Your task: Below are some entries. Copy each line that holds the string "ωκράτης".

-- START The records --

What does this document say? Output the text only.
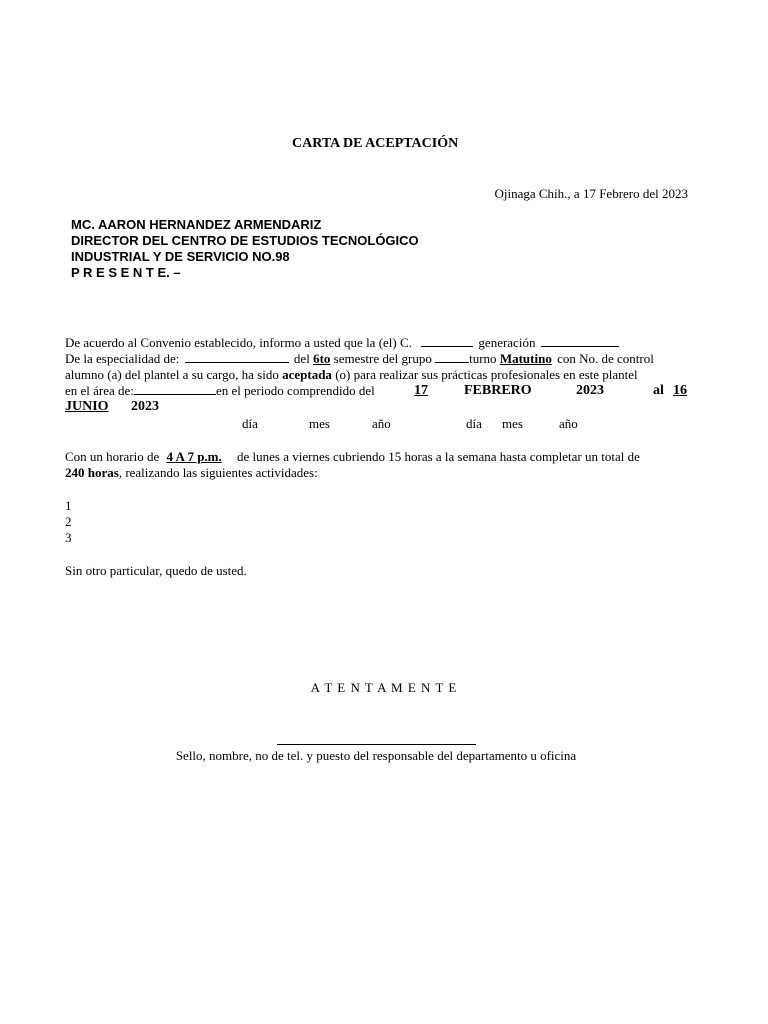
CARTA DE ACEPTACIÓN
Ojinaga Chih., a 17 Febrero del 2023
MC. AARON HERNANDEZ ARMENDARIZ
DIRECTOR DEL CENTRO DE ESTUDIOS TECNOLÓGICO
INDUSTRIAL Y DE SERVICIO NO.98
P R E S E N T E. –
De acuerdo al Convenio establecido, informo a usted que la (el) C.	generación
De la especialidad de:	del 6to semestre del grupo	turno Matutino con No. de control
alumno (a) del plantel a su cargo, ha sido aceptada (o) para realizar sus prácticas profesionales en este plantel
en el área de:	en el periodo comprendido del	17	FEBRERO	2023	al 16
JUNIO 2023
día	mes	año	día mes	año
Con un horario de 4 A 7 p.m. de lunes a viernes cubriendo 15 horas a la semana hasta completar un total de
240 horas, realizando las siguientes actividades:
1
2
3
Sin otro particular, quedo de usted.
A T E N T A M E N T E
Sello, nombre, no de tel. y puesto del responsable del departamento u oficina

-- END The records --
-- START The records --

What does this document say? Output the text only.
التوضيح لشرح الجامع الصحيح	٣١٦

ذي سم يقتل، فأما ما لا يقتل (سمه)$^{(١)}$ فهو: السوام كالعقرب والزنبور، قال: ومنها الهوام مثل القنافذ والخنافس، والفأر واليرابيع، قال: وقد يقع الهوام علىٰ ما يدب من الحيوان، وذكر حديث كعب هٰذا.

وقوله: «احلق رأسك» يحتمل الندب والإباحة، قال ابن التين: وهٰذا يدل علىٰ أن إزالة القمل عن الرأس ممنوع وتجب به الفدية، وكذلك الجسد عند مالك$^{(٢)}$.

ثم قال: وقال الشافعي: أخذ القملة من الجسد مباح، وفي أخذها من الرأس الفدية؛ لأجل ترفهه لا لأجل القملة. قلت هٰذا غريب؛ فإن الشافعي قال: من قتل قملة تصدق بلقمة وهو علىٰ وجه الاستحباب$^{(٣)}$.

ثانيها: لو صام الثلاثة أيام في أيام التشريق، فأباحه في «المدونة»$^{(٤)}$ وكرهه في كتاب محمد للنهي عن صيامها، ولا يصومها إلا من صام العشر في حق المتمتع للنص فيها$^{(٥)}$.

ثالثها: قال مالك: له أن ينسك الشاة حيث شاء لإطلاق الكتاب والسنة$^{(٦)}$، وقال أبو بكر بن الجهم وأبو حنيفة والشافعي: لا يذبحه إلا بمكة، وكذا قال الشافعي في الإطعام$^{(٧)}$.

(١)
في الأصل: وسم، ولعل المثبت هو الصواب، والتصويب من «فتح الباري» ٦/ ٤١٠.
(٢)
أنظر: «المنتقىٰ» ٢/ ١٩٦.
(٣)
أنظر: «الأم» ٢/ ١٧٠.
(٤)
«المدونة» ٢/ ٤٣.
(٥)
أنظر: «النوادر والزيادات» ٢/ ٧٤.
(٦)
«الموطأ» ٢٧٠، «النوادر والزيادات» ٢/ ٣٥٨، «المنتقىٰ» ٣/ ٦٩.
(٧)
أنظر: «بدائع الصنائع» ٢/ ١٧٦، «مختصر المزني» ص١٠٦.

-- END The records --
-- START The records --

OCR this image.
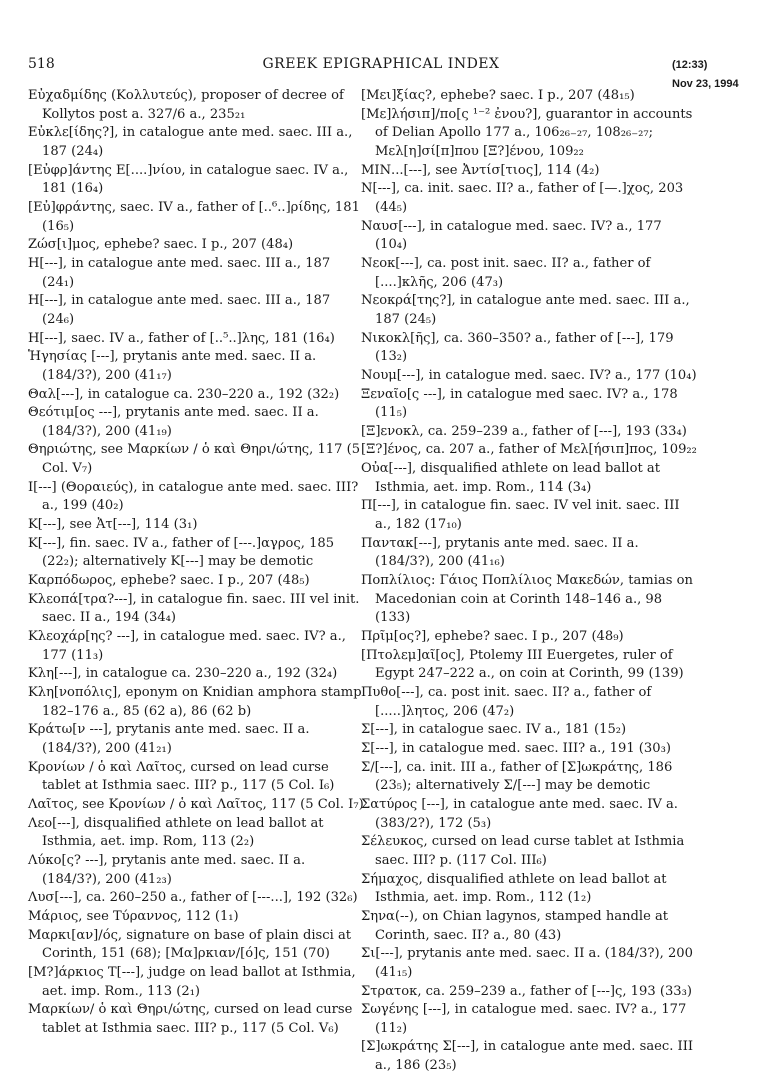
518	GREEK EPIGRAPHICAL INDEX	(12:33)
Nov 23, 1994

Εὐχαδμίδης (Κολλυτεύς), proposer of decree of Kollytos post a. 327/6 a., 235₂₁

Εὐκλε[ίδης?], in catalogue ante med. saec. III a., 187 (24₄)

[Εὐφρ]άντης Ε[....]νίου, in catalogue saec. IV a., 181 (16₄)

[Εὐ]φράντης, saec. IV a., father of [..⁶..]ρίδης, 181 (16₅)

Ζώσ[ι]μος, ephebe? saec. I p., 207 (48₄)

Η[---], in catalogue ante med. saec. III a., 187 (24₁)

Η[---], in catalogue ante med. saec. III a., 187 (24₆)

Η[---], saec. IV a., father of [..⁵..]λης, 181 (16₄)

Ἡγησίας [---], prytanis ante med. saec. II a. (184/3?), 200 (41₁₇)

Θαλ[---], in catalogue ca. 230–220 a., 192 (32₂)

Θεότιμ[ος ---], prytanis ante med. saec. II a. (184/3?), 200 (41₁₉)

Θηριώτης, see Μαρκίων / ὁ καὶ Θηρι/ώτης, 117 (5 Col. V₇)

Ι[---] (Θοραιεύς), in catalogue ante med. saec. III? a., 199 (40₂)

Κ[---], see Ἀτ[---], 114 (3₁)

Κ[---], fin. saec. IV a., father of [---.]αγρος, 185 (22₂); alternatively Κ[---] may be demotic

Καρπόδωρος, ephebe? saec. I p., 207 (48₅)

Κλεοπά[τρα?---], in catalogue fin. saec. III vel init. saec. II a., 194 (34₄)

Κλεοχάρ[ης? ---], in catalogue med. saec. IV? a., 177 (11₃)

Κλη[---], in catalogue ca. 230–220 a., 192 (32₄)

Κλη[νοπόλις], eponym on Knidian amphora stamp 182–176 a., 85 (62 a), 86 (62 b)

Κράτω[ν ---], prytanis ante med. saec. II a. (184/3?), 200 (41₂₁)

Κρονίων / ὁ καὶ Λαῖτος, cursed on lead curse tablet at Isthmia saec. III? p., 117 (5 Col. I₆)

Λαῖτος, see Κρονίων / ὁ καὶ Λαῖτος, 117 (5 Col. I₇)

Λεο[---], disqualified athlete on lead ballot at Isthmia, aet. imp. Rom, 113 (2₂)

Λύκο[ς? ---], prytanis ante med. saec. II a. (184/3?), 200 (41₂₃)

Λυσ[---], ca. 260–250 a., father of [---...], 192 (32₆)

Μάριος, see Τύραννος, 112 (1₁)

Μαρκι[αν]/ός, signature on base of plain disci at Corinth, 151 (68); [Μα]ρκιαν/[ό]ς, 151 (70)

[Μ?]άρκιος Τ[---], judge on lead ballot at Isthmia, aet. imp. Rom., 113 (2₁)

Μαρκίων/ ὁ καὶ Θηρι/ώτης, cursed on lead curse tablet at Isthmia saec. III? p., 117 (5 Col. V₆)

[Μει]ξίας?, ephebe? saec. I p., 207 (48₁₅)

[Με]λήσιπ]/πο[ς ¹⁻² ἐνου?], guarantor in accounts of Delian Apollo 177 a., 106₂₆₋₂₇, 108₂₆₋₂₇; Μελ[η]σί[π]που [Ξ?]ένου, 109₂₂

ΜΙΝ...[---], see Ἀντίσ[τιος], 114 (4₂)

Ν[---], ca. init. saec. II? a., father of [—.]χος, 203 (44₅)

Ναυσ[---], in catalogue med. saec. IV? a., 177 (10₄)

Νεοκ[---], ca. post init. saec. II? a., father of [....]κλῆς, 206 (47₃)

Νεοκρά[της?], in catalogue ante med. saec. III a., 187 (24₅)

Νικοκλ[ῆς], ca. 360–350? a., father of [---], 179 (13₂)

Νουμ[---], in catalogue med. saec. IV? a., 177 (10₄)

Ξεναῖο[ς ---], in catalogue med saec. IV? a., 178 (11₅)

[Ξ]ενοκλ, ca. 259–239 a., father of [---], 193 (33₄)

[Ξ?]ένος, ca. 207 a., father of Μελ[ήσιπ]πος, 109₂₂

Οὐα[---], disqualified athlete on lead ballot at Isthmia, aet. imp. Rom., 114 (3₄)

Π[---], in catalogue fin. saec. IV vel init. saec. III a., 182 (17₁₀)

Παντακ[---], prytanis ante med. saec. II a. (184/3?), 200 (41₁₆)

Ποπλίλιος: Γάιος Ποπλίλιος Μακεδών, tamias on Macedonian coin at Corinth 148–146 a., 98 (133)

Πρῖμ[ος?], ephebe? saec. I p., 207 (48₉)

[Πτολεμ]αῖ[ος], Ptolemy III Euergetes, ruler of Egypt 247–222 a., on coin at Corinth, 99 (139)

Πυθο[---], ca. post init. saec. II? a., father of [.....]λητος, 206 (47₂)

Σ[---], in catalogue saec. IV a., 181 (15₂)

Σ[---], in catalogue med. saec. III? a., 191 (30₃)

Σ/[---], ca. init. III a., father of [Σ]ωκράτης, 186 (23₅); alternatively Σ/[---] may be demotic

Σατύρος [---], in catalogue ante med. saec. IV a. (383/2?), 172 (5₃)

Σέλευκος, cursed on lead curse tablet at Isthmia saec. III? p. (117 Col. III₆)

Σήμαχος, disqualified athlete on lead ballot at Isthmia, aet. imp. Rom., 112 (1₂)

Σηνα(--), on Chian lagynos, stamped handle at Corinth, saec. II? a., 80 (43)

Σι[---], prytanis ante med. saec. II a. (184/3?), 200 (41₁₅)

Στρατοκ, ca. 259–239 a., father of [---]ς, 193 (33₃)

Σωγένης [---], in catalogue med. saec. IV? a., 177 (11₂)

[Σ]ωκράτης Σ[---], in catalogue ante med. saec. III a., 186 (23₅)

-- END The records --

Full solution:
Σ/[---], ca. init. III a., father of [Σ]ωκράτης, 186 (23₅); alternatively Σ/[---] may be demotic
[Σ]ωκράτης Σ[---], in catalogue ante med. saec. III a., 186 (23₅)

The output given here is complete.